Challenge :: Repeat each record below exactly as given.

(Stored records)
################

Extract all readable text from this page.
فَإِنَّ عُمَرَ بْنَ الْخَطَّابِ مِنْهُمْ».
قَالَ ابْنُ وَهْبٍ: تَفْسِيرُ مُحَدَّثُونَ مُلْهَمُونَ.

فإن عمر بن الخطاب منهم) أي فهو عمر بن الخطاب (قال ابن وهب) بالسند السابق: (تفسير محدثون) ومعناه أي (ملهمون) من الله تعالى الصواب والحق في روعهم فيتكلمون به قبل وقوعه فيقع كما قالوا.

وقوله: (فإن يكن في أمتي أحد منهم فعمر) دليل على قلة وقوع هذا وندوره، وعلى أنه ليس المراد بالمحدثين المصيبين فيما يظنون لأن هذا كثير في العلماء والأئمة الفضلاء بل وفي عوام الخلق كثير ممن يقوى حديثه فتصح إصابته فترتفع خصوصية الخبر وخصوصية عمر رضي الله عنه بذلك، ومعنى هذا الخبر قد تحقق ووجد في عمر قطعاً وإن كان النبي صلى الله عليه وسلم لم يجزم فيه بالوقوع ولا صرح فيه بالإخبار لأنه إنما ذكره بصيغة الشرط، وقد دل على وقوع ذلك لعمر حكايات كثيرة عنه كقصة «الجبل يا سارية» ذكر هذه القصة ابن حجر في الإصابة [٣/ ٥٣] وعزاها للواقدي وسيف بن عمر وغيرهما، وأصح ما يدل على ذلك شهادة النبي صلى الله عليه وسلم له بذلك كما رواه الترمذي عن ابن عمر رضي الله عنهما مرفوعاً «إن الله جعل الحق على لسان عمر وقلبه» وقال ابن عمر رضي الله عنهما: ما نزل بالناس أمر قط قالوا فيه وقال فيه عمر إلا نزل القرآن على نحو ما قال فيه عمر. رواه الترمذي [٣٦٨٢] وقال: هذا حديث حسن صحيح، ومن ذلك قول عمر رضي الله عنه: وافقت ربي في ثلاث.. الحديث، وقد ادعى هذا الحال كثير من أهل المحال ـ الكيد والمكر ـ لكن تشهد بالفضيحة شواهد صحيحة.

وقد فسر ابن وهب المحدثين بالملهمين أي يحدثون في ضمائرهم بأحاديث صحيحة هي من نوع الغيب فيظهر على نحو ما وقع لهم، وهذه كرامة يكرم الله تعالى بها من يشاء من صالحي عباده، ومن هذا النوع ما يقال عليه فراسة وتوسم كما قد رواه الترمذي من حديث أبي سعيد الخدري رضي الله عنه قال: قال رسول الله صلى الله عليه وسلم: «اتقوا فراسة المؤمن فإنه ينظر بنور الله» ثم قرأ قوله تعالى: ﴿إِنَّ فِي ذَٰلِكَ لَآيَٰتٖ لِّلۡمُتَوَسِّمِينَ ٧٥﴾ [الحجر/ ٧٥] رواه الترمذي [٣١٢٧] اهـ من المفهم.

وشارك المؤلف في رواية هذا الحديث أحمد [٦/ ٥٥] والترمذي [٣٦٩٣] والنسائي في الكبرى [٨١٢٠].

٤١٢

################

Output below ::
Extract all readable text from this page.
فَإِنَّ عُمَرَ بْنَ الْخَطَّابِ مِنْهُمْ».
قَالَ ابْنُ وَهْبٍ: تَفْسِيرُ مُحَدَّثُونَ مُلْهَمُونَ.

فإن عمر بن الخطاب منهم) أي فهو عمر بن الخطاب (قال ابن وهب) بالسند السابق: (تفسير محدثون) ومعناه أي (ملهمون) من الله تعالى الصواب والحق في روعهم فيتكلمون به قبل وقوعه فيقع كما قالوا.

وقوله: (فإن يكن في أمتي أحد منهم فعمر) دليل على قلة وقوع هذا وندوره، وعلى أنه ليس المراد بالمحدثين المصيبين فيما يظنون لأن هذا كثير في العلماء والأئمة الفضلاء بل وفي عوام الخلق كثير ممن يقوى حديثه فتصح إصابته فترتفع خصوصية الخبر وخصوصية عمر رضي الله عنه بذلك، ومعنى هذا الخبر قد تحقق ووجد في عمر قطعاً وإن كان النبي صلى الله عليه وسلم لم يجزم فيه بالوقوع ولا صرح فيه بالإخبار لأنه إنما ذكره بصيغة الشرط، وقد دل على وقوع ذلك لعمر حكايات كثيرة عنه كقصة «الجبل يا سارية» ذكر هذه القصة ابن حجر في الإصابة [٣/ ٥٣] وعزاها للواقدي وسيف بن عمر وغيرهما، وأصح ما يدل على ذلك شهادة النبي صلى الله عليه وسلم له بذلك كما رواه الترمذي عن ابن عمر رضي الله عنهما مرفوعاً «إن الله جعل الحق على لسان عمر وقلبه» وقال ابن عمر رضي الله عنهما: ما نزل بالناس أمر قط قالوا فيه وقال فيه عمر إلا نزل القرآن على نحو ما قال فيه عمر. رواه الترمذي [٣٦٨٢] وقال: هذا حديث حسن صحيح، ومن ذلك قول عمر رضي الله عنه: وافقت ربي في ثلاث.. الحديث، وقد ادعى هذا الحال كثير من أهل المحال ـ الكيد والمكر ـ لكن تشهد بالفضيحة شواهد صحيحة.

وقد فسر ابن وهب المحدثين بالملهمين أي يحدثون في ضمائرهم بأحاديث صحيحة هي من نوع الغيب فيظهر على نحو ما وقع لهم، وهذه كرامة يكرم الله تعالى بها من يشاء من صالحي عباده، ومن هذا النوع ما يقال عليه فراسة وتوسم كما قد رواه الترمذي من حديث أبي سعيد الخدري رضي الله عنه قال: قال رسول الله صلى الله عليه وسلم: «اتقوا فراسة المؤمن فإنه ينظر بنور الله» ثم قرأ قوله تعالى: ﴿إِنَّ فِي ذَٰلِكَ لَآيَٰتٖ لِّلۡمُتَوَسِّمِينَ ٧٥﴾ [الحجر/ ٧٥] رواه الترمذي [٣١٢٧] اهـ من المفهم.

وشارك المؤلف في رواية هذا الحديث أحمد [٦/ ٥٥] والترمذي [٣٦٩٣] والنسائي في الكبرى [٨١٢٠].

٤١٢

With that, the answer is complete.